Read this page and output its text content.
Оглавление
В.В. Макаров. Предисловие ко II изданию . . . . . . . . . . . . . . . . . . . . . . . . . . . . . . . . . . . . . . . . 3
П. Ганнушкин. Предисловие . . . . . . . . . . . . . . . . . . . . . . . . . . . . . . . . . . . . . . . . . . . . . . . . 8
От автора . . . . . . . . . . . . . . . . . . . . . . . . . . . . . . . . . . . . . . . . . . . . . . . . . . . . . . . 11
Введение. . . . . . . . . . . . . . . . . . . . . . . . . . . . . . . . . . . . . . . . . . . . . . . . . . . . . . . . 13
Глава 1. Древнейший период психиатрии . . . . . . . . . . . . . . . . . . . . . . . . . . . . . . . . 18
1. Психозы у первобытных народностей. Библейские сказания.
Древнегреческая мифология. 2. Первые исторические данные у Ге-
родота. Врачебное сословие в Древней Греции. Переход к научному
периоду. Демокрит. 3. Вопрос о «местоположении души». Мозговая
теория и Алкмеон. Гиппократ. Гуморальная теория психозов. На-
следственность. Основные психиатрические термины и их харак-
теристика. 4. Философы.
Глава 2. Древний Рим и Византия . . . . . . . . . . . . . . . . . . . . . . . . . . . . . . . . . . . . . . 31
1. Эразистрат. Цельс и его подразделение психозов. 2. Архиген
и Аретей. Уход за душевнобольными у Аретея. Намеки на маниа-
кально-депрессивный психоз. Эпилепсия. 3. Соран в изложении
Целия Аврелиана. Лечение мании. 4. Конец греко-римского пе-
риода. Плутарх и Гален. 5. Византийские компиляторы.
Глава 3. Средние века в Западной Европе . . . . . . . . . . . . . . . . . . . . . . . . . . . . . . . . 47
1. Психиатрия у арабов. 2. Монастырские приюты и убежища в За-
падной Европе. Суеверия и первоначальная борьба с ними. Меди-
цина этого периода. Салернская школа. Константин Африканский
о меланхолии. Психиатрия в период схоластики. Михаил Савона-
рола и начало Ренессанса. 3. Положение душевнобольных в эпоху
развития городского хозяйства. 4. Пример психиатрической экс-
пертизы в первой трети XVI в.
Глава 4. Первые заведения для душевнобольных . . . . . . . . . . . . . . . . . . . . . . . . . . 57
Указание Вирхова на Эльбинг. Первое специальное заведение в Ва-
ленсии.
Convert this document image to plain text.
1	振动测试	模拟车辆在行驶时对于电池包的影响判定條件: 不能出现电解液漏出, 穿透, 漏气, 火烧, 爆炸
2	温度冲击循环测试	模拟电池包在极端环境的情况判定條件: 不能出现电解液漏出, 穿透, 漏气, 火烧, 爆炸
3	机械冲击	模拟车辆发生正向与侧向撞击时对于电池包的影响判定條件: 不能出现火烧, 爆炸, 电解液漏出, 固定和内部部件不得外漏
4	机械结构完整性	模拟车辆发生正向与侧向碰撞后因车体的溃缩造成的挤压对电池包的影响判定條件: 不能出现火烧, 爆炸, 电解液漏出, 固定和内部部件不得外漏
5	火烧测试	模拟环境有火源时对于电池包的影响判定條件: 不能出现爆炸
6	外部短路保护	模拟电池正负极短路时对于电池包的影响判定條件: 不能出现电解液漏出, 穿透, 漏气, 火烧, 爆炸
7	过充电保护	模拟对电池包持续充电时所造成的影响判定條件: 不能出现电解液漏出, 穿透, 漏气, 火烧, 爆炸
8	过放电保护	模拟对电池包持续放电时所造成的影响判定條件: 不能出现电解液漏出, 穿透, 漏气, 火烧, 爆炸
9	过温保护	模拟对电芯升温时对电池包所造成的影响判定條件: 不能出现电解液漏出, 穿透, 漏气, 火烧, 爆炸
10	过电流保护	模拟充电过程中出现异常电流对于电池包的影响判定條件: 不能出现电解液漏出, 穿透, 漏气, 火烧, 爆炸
━━━━━━━━━━━━━━━━━━━━
GIVEN EXERCISE
All of the entries must be quoted exactly; please include each one.

ANSWER TO THIS TASK
Read this page and output its text content.
Оглавление
В.В. Макаров. Предисловие ко II изданию . . . . . . . . . . . . . . . . . . . . . . . . . . . . . . . . . . . . . . . . 3
П. Ганнушкин. Предисловие . . . . . . . . . . . . . . . . . . . . . . . . . . . . . . . . . . . . . . . . . . . . . . . . 8
От автора . . . . . . . . . . . . . . . . . . . . . . . . . . . . . . . . . . . . . . . . . . . . . . . . . . . . . . . 11
Введение. . . . . . . . . . . . . . . . . . . . . . . . . . . . . . . . . . . . . . . . . . . . . . . . . . . . . . . . 13
Глава 1. Древнейший период психиатрии . . . . . . . . . . . . . . . . . . . . . . . . . . . . . . . . 18
1. Психозы у первобытных народностей. Библейские сказания.
Древнегреческая мифология. 2. Первые исторические данные у Ге-
родота. Врачебное сословие в Древней Греции. Переход к научному
периоду. Демокрит. 3. Вопрос о «местоположении души». Мозговая
теория и Алкмеон. Гиппократ. Гуморальная теория психозов. На-
следственность. Основные психиатрические термины и их харак-
теристика. 4. Философы.
Глава 2. Древний Рим и Византия . . . . . . . . . . . . . . . . . . . . . . . . . . . . . . . . . . . . . . 31
1. Эразистрат. Цельс и его подразделение психозов. 2. Архиген
и Аретей. Уход за душевнобольными у Аретея. Намеки на маниа-
кально-депрессивный психоз. Эпилепсия. 3. Соран в изложении
Целия Аврелиана. Лечение мании. 4. Конец греко-римского пе-
риода. Плутарх и Гален. 5. Византийские компиляторы.
Глава 3. Средние века в Западной Европе . . . . . . . . . . . . . . . . . . . . . . . . . . . . . . . . 47
1. Психиатрия у арабов. 2. Монастырские приюты и убежища в За-
падной Европе. Суеверия и первоначальная борьба с ними. Меди-
цина этого периода. Салернская школа. Константин Африканский
о меланхолии. Психиатрия в период схоластики. Михаил Савона-
рола и начало Ренессанса. 3. Положение душевнобольных в эпоху
развития городского хозяйства. 4. Пример психиатрической экс-
пертизы в первой трети XVI в.
Глава 4. Первые заведения для душевнобольных . . . . . . . . . . . . . . . . . . . . . . . . . . 57
Указание Вирхова на Эльбинг. Первое специальное заведение в Ва-
ленсии.
Convert this document image to plain text.
1	振动测试	模拟车辆在行驶时对于电池包的影响判定條件: 不能出现电解液漏出, 穿透, 漏气, 火烧, 爆炸
2	温度冲击循环测试	模拟电池包在极端环境的情况判定條件: 不能出现电解液漏出, 穿透, 漏气, 火烧, 爆炸
3	机械冲击	模拟车辆发生正向与侧向撞击时对于电池包的影响判定條件: 不能出现火烧, 爆炸, 电解液漏出, 固定和内部部件不得外漏
4	机械结构完整性	模拟车辆发生正向与侧向碰撞后因车体的溃缩造成的挤压对电池包的影响判定條件: 不能出现火烧, 爆炸, 电解液漏出, 固定和内部部件不得外漏
5	火烧测试	模拟环境有火源时对于电池包的影响判定條件: 不能出现爆炸
6	外部短路保护	模拟电池正负极短路时对于电池包的影响判定條件: 不能出现电解液漏出, 穿透, 漏气, 火烧, 爆炸
7	过充电保护	模拟对电池包持续充电时所造成的影响判定條件: 不能出现电解液漏出, 穿透, 漏气, 火烧, 爆炸
8	过放电保护	模拟对电池包持续放电时所造成的影响判定條件: 不能出现电解液漏出, 穿透, 漏气, 火烧, 爆炸
9	过温保护	模拟对电芯升温时对电池包所造成的影响判定條件: 不能出现电解液漏出, 穿透, 漏气, 火烧, 爆炸
10	过电流保护	模拟充电过程中出现异常电流对于电池包的影响判定條件: 不能出现电解液漏出, 穿透, 漏气, 火烧, 爆炸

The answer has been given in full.